▶ Data shown:

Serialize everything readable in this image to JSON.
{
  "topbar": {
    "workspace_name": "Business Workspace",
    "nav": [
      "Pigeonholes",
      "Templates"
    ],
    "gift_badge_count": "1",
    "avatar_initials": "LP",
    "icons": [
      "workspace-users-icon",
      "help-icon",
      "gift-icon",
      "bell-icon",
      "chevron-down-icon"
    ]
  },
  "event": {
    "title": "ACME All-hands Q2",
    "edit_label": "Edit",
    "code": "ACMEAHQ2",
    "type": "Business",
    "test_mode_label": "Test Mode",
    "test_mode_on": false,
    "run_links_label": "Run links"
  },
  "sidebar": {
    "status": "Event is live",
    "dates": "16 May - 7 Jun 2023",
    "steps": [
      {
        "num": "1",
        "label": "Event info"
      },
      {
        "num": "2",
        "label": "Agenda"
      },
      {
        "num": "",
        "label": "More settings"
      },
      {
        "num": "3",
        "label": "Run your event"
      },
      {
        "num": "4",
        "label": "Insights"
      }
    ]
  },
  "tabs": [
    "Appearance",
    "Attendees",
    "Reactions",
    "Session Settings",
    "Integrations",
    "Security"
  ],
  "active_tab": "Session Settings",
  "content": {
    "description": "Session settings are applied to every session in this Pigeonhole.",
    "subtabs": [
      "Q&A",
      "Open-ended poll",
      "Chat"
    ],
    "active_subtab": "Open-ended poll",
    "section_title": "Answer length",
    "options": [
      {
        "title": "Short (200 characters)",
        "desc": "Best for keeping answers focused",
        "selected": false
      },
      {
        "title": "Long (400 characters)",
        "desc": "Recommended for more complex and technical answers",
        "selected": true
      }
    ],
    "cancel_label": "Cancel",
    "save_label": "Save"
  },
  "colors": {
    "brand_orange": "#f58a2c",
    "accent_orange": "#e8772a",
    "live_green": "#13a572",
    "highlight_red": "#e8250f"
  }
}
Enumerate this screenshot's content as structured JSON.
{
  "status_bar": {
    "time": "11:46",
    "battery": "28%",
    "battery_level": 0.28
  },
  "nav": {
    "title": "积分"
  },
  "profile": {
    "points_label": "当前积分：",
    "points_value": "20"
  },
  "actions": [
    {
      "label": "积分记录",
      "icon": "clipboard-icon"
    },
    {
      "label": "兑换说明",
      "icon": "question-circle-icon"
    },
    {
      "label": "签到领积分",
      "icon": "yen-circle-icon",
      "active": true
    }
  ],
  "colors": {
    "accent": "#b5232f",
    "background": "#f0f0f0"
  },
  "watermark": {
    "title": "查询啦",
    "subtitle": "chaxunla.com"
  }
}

▶ Aim of the exercise: Copy out the whole listing, exactly as written.

▶ Result for this exercise:
Serialize everything readable in this image to JSON.
{
  "topbar": {
    "workspace_name": "Business Workspace",
    "nav": [
      "Pigeonholes",
      "Templates"
    ],
    "gift_badge_count": "1",
    "avatar_initials": "LP",
    "icons": [
      "workspace-users-icon",
      "help-icon",
      "gift-icon",
      "bell-icon",
      "chevron-down-icon"
    ]
  },
  "event": {
    "title": "ACME All-hands Q2",
    "edit_label": "Edit",
    "code": "ACMEAHQ2",
    "type": "Business",
    "test_mode_label": "Test Mode",
    "test_mode_on": false,
    "run_links_label": "Run links"
  },
  "sidebar": {
    "status": "Event is live",
    "dates": "16 May - 7 Jun 2023",
    "steps": [
      {
        "num": "1",
        "label": "Event info"
      },
      {
        "num": "2",
        "label": "Agenda"
      },
      {
        "num": "",
        "label": "More settings"
      },
      {
        "num": "3",
        "label": "Run your event"
      },
      {
        "num": "4",
        "label": "Insights"
      }
    ]
  },
  "tabs": [
    "Appearance",
    "Attendees",
    "Reactions",
    "Session Settings",
    "Integrations",
    "Security"
  ],
  "active_tab": "Session Settings",
  "content": {
    "description": "Session settings are applied to every session in this Pigeonhole.",
    "subtabs": [
      "Q&A",
      "Open-ended poll",
      "Chat"
    ],
    "active_subtab": "Open-ended poll",
    "section_title": "Answer length",
    "options": [
      {
        "title": "Short (200 characters)",
        "desc": "Best for keeping answers focused",
        "selected": false
      },
      {
        "title": "Long (400 characters)",
        "desc": "Recommended for more complex and technical answers",
        "selected": true
      }
    ],
    "cancel_label": "Cancel",
    "save_label": "Save"
  },
  "colors": {
    "brand_orange": "#f58a2c",
    "accent_orange": "#e8772a",
    "live_green": "#13a572",
    "highlight_red": "#e8250f"
  }
}
Enumerate this screenshot's content as structured JSON.
{
  "status_bar": {
    "time": "11:46",
    "battery": "28%",
    "battery_level": 0.28
  },
  "nav": {
    "title": "积分"
  },
  "profile": {
    "points_label": "当前积分：",
    "points_value": "20"
  },
  "actions": [
    {
      "label": "积分记录",
      "icon": "clipboard-icon"
    },
    {
      "label": "兑换说明",
      "icon": "question-circle-icon"
    },
    {
      "label": "签到领积分",
      "icon": "yen-circle-icon",
      "active": true
    }
  ],
  "colors": {
    "accent": "#b5232f",
    "background": "#f0f0f0"
  },
  "watermark": {
    "title": "查询啦",
    "subtitle": "chaxunla.com"
  }
}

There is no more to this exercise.